** begin Provided material **

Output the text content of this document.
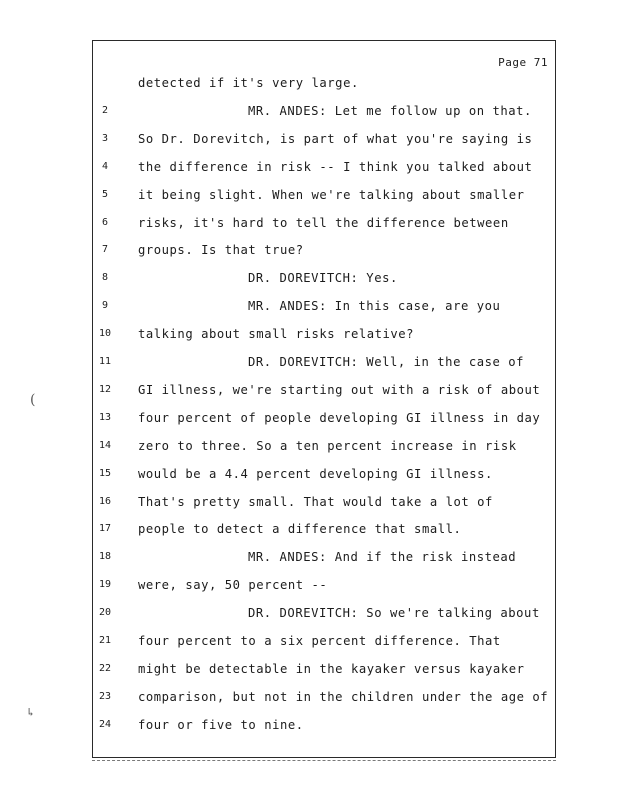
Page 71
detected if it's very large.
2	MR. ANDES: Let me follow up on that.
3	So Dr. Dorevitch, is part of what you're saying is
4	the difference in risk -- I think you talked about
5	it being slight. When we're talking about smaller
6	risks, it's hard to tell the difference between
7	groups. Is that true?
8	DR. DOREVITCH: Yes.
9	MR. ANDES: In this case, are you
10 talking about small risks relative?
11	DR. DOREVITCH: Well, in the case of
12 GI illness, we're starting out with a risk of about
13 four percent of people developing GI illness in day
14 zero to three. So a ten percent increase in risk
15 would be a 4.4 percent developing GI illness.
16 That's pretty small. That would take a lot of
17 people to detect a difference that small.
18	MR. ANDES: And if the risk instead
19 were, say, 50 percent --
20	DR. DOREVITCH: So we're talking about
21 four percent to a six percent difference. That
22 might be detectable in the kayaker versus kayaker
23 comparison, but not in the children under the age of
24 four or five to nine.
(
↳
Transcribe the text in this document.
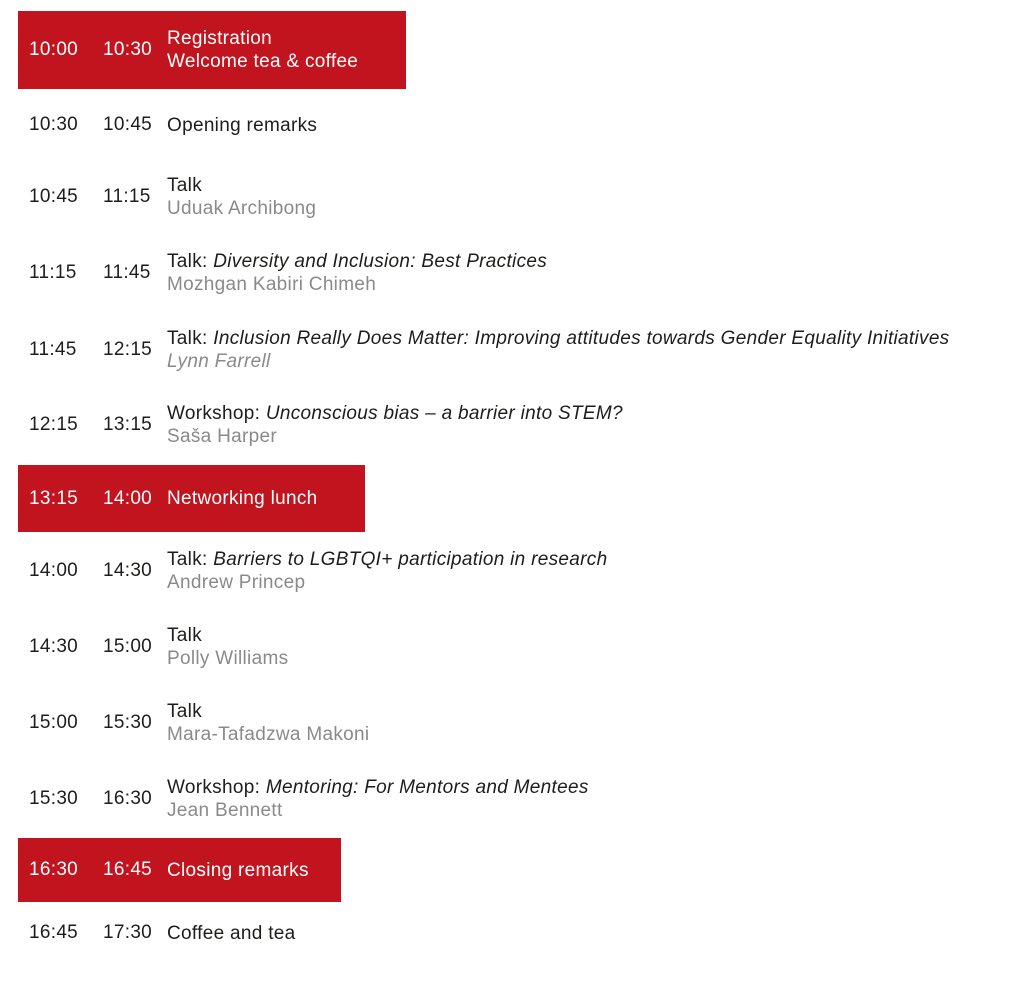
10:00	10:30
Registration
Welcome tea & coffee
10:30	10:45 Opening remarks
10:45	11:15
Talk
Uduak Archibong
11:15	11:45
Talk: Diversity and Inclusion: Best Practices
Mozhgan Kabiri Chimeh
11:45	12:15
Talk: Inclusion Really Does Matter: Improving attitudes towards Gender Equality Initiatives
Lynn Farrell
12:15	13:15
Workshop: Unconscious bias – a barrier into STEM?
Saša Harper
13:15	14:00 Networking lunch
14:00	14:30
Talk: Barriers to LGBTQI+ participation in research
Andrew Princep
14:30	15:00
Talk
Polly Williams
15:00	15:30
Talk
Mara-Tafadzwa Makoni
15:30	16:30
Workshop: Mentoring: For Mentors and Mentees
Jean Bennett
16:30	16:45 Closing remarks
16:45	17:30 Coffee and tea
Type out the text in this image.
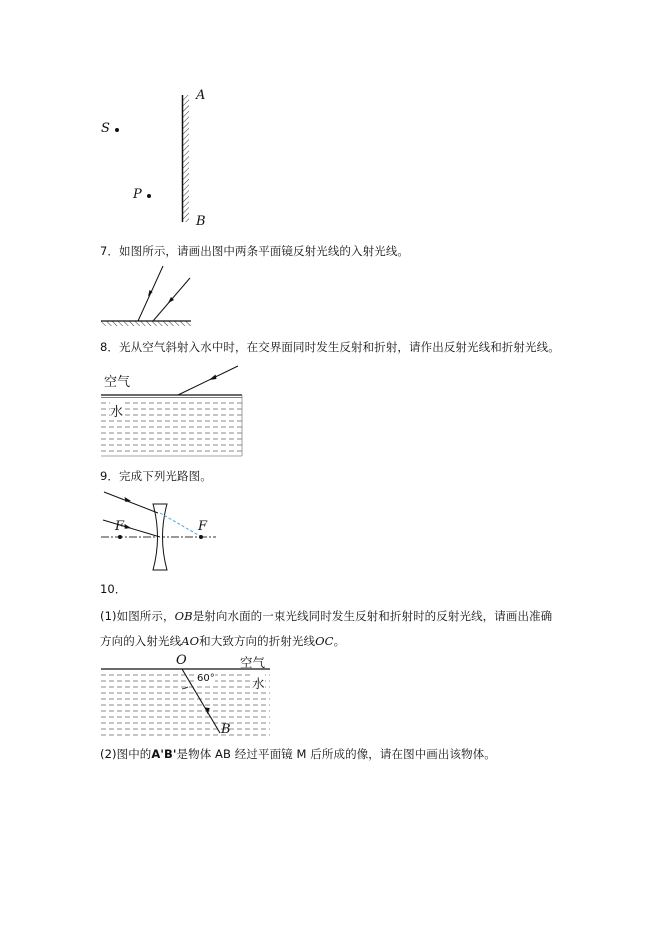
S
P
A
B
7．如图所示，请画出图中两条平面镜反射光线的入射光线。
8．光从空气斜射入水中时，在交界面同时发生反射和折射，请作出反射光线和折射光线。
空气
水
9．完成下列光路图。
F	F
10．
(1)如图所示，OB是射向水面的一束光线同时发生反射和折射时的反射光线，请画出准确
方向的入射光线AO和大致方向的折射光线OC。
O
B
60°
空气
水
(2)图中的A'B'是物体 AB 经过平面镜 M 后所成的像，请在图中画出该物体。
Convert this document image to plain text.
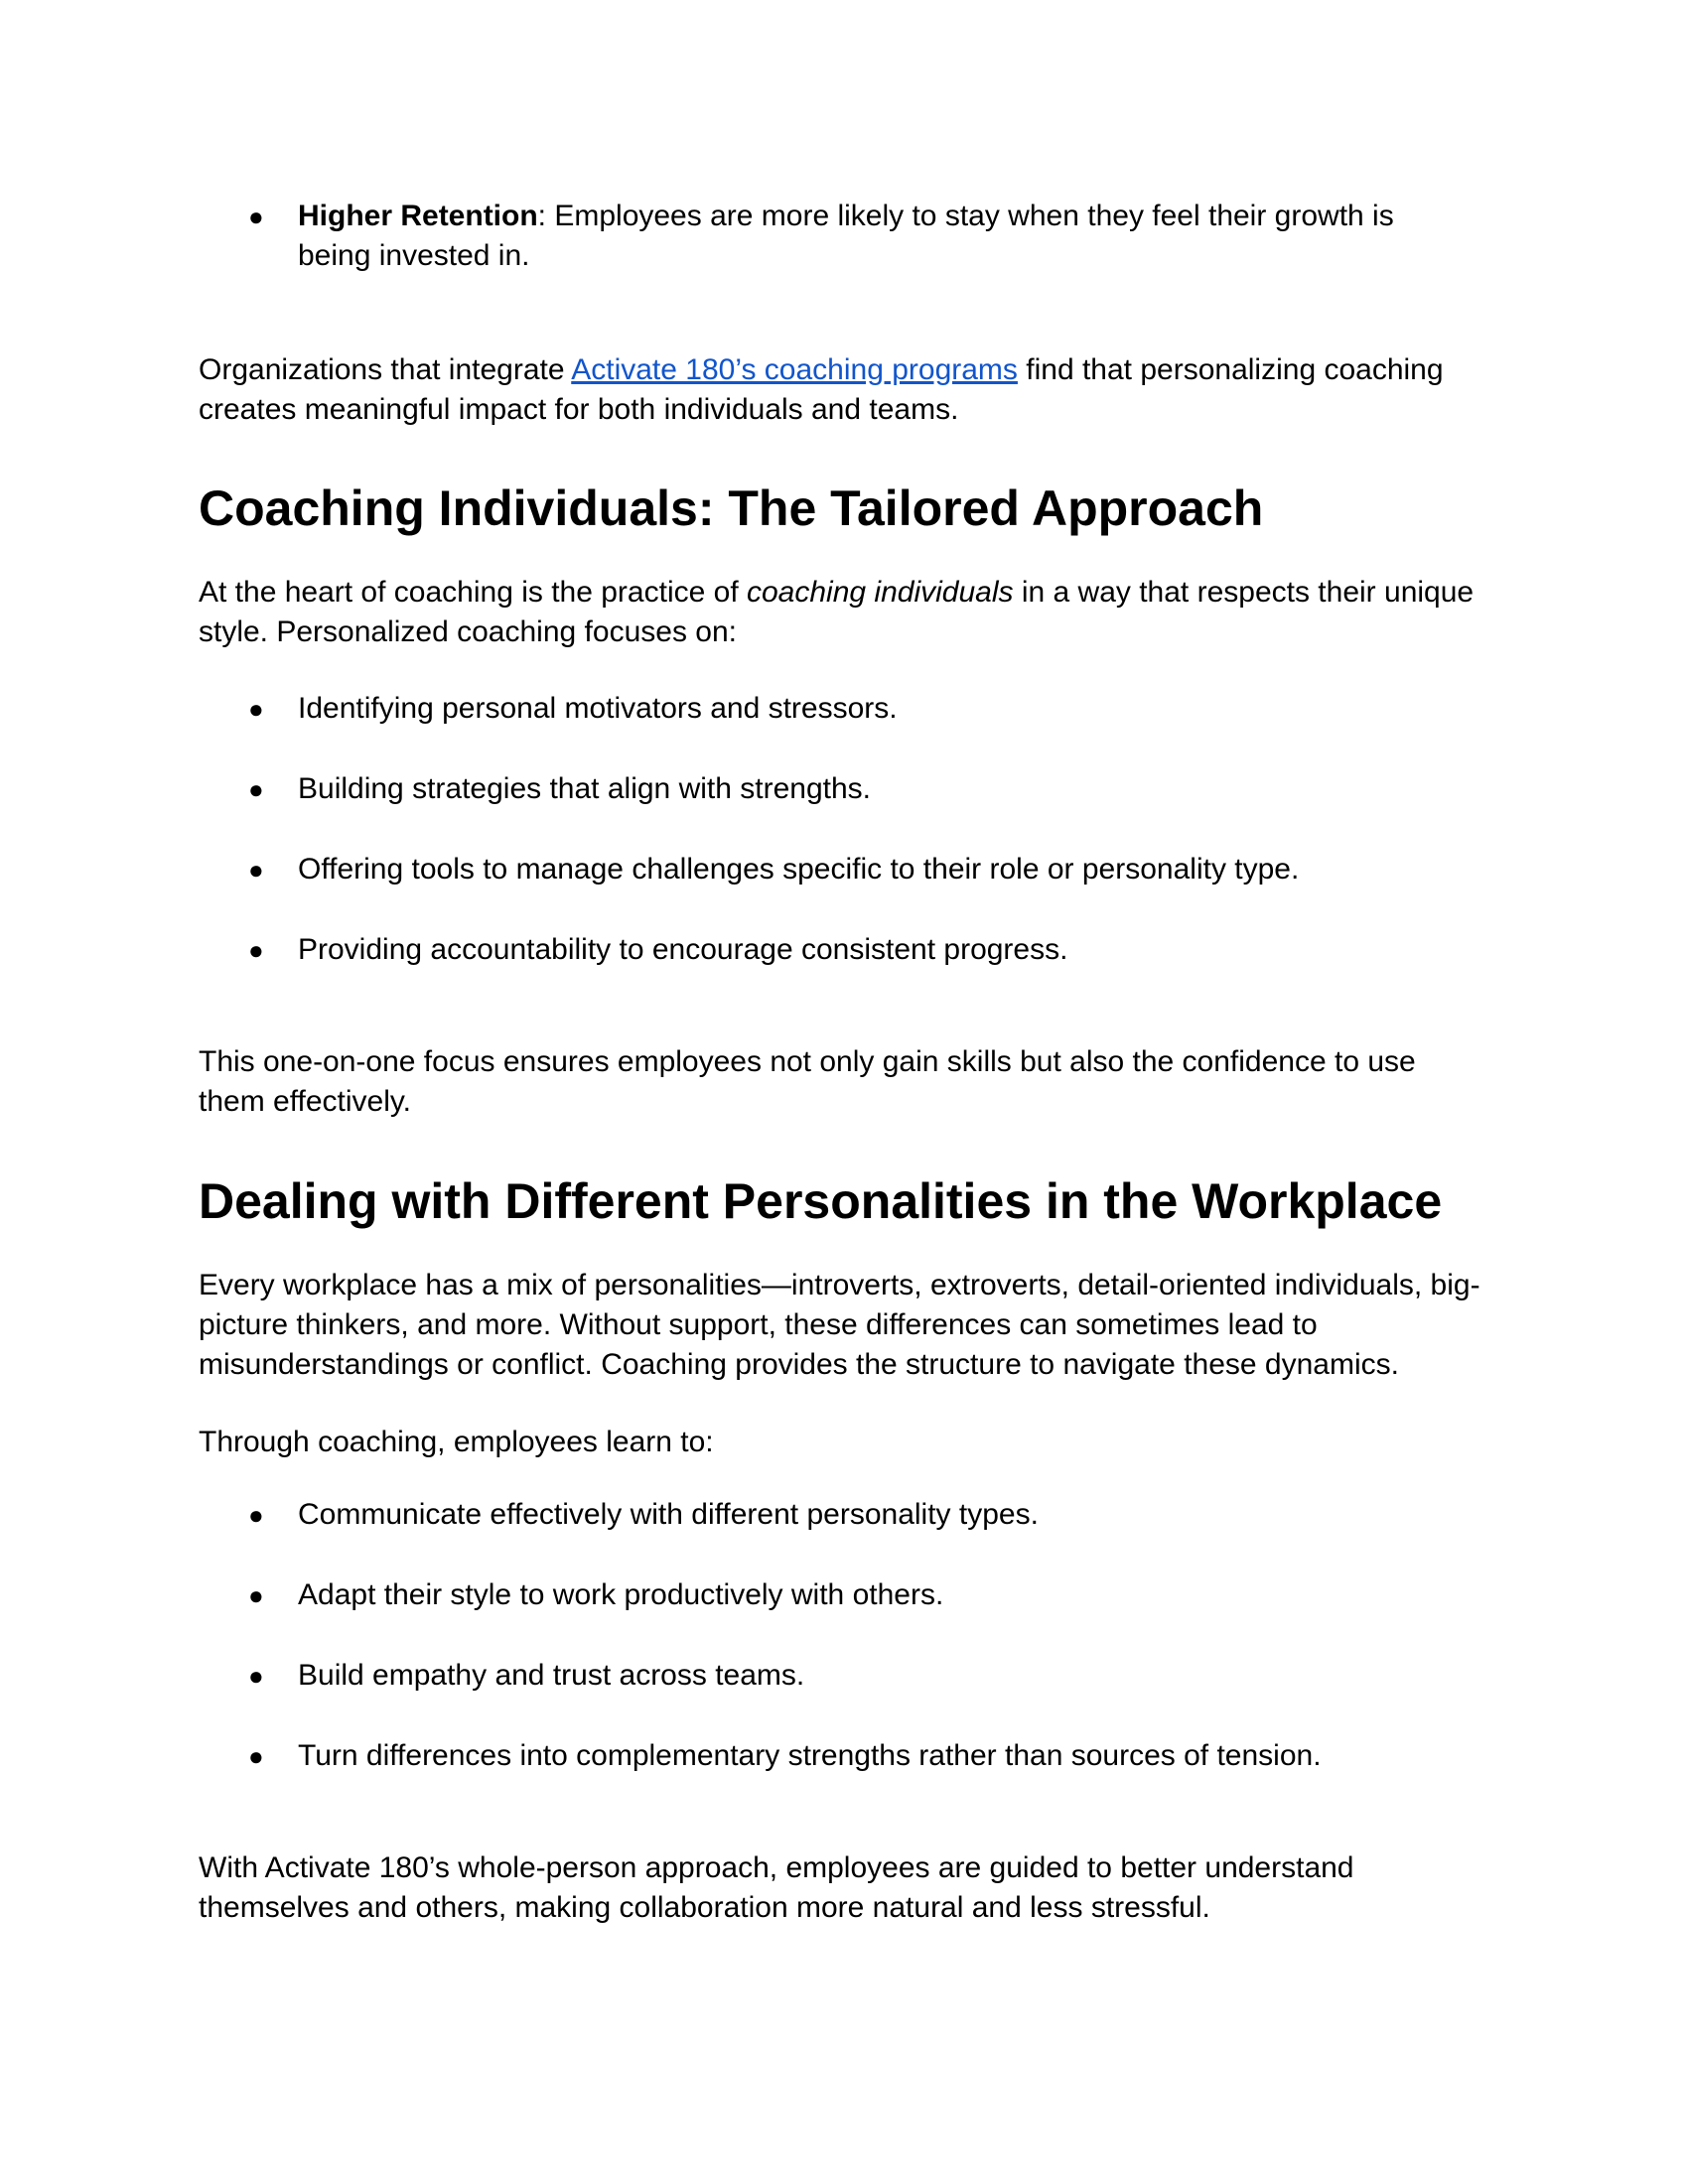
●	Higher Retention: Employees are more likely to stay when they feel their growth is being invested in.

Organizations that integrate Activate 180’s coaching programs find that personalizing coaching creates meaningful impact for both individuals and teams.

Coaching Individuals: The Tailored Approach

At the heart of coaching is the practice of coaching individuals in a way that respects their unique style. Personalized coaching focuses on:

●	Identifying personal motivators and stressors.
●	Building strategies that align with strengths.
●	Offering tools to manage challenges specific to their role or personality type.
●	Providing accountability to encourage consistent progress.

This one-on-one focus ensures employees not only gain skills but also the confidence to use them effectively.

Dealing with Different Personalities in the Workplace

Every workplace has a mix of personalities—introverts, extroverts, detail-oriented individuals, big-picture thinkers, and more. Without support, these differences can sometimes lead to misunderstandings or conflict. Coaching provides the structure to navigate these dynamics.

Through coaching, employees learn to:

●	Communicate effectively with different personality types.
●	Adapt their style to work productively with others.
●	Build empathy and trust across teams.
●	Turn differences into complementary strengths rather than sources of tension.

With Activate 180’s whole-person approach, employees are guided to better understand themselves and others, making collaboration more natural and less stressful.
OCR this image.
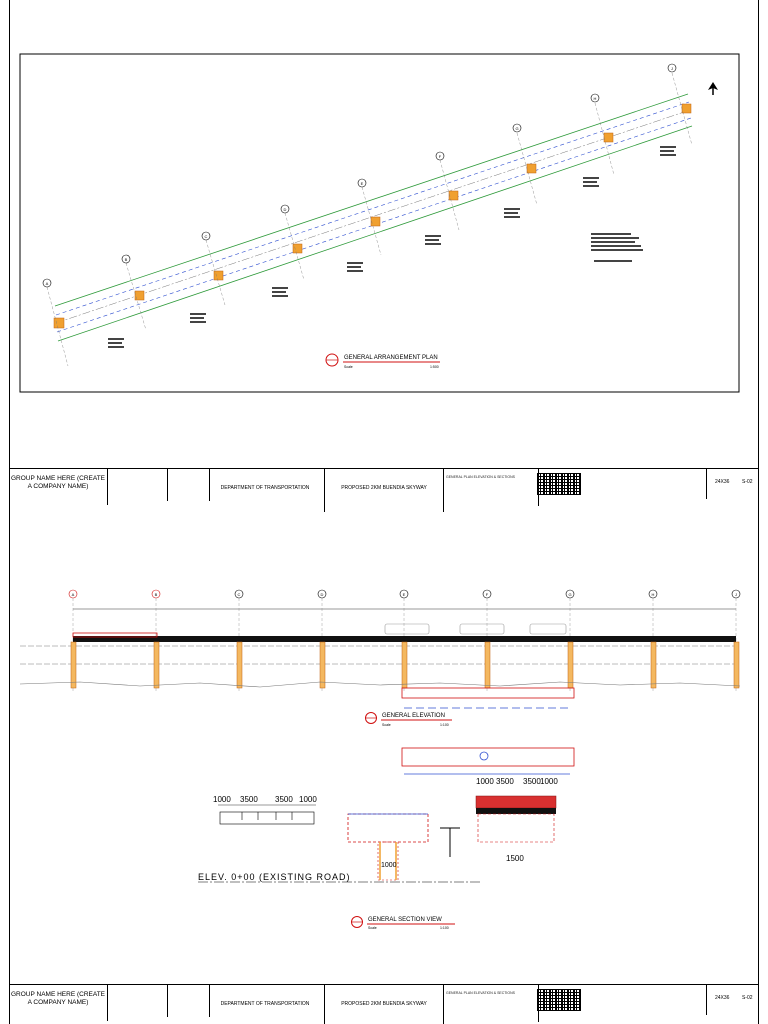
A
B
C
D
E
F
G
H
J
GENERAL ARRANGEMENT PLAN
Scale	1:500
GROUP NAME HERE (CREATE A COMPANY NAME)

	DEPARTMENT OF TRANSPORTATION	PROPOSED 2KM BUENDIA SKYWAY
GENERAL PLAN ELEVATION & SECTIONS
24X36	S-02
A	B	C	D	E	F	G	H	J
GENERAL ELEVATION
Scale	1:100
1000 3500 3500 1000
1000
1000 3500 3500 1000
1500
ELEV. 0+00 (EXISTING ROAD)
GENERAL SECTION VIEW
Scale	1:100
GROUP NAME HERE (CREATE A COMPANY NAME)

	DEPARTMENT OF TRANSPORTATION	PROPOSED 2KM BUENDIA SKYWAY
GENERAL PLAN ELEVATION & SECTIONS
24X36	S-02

** end Provided material **

Stated problem —
Reproduce the records, all of them, word for word; omit the pictures.

The completed task —
Output the text content of this document.
Page 71
detected if it's very large.
2	MR. ANDES: Let me follow up on that.
3	So Dr. Dorevitch, is part of what you're saying is
4	the difference in risk -- I think you talked about
5	it being slight. When we're talking about smaller
6	risks, it's hard to tell the difference between
7	groups. Is that true?
8	DR. DOREVITCH: Yes.
9	MR. ANDES: In this case, are you
10 talking about small risks relative?
11	DR. DOREVITCH: Well, in the case of
12 GI illness, we're starting out with a risk of about
13 four percent of people developing GI illness in day
14 zero to three. So a ten percent increase in risk
15 would be a 4.4 percent developing GI illness.
16 That's pretty small. That would take a lot of
17 people to detect a difference that small.
18	MR. ANDES: And if the risk instead
19 were, say, 50 percent --
20	DR. DOREVITCH: So we're talking about
21 four percent to a six percent difference. That
22 might be detectable in the kayaker versus kayaker
23 comparison, but not in the children under the age of
24 four or five to nine.
(
↳
Transcribe the text in this document.
10:00	10:30
Registration
Welcome tea & coffee
10:30	10:45 Opening remarks
10:45	11:15
Talk
Uduak Archibong
11:15	11:45
Talk: Diversity and Inclusion: Best Practices
Mozhgan Kabiri Chimeh
11:45	12:15
Talk: Inclusion Really Does Matter: Improving attitudes towards Gender Equality Initiatives
Lynn Farrell
12:15	13:15
Workshop: Unconscious bias – a barrier into STEM?
Saša Harper
13:15	14:00 Networking lunch
14:00	14:30
Talk: Barriers to LGBTQI+ participation in research
Andrew Princep
14:30	15:00
Talk
Polly Williams
15:00	15:30
Talk
Mara-Tafadzwa Makoni
15:30	16:30
Workshop: Mentoring: For Mentors and Mentees
Jean Bennett
16:30	16:45 Closing remarks
16:45	17:30 Coffee and tea
Type out the text in this image.
S
P
A
B
7．如图所示，请画出图中两条平面镜反射光线的入射光线。
8．光从空气斜射入水中时，在交界面同时发生反射和折射，请作出反射光线和折射光线。
空气
水
9．完成下列光路图。
F	F
10．
(1)如图所示，OB是射向水面的一束光线同时发生反射和折射时的反射光线，请画出准确
方向的入射光线AO和大致方向的折射光线OC。
O
B
60°
空气
水
(2)图中的A'B'是物体 AB 经过平面镜 M 后所成的像，请在图中画出该物体。
Convert this document image to plain text.
●	Higher Retention: Employees are more likely to stay when they feel their growth is being invested in.

Organizations that integrate Activate 180’s coaching programs find that personalizing coaching creates meaningful impact for both individuals and teams.

Coaching Individuals: The Tailored Approach

At the heart of coaching is the practice of coaching individuals in a way that respects their unique style. Personalized coaching focuses on:

●	Identifying personal motivators and stressors.
●	Building strategies that align with strengths.
●	Offering tools to manage challenges specific to their role or personality type.
●	Providing accountability to encourage consistent progress.

This one-on-one focus ensures employees not only gain skills but also the confidence to use them effectively.

Dealing with Different Personalities in the Workplace

Every workplace has a mix of personalities—introverts, extroverts, detail-oriented individuals, big-picture thinkers, and more. Without support, these differences can sometimes lead to misunderstandings or conflict. Coaching provides the structure to navigate these dynamics.

Through coaching, employees learn to:

●	Communicate effectively with different personality types.
●	Adapt their style to work productively with others.
●	Build empathy and trust across teams.
●	Turn differences into complementary strengths rather than sources of tension.

With Activate 180’s whole-person approach, employees are guided to better understand themselves and others, making collaboration more natural and less stressful.
OCR this image.
A
B
C
D
E
F
G
H
J
GENERAL ARRANGEMENT PLAN
Scale	1:500
GROUP NAME HERE (CREATE A COMPANY NAME)

	DEPARTMENT OF TRANSPORTATION	PROPOSED 2KM BUENDIA SKYWAY
GENERAL PLAN ELEVATION & SECTIONS
24X36	S-02
A	B	C	D	E	F	G	H	J
GENERAL ELEVATION
Scale	1:100
1000 3500 3500 1000
1000
1000 3500 3500 1000
1500
ELEV. 0+00 (EXISTING ROAD)
GENERAL SECTION VIEW
Scale	1:100
GROUP NAME HERE (CREATE A COMPANY NAME)

	DEPARTMENT OF TRANSPORTATION	PROPOSED 2KM BUENDIA SKYWAY
GENERAL PLAN ELEVATION & SECTIONS
24X36	S-02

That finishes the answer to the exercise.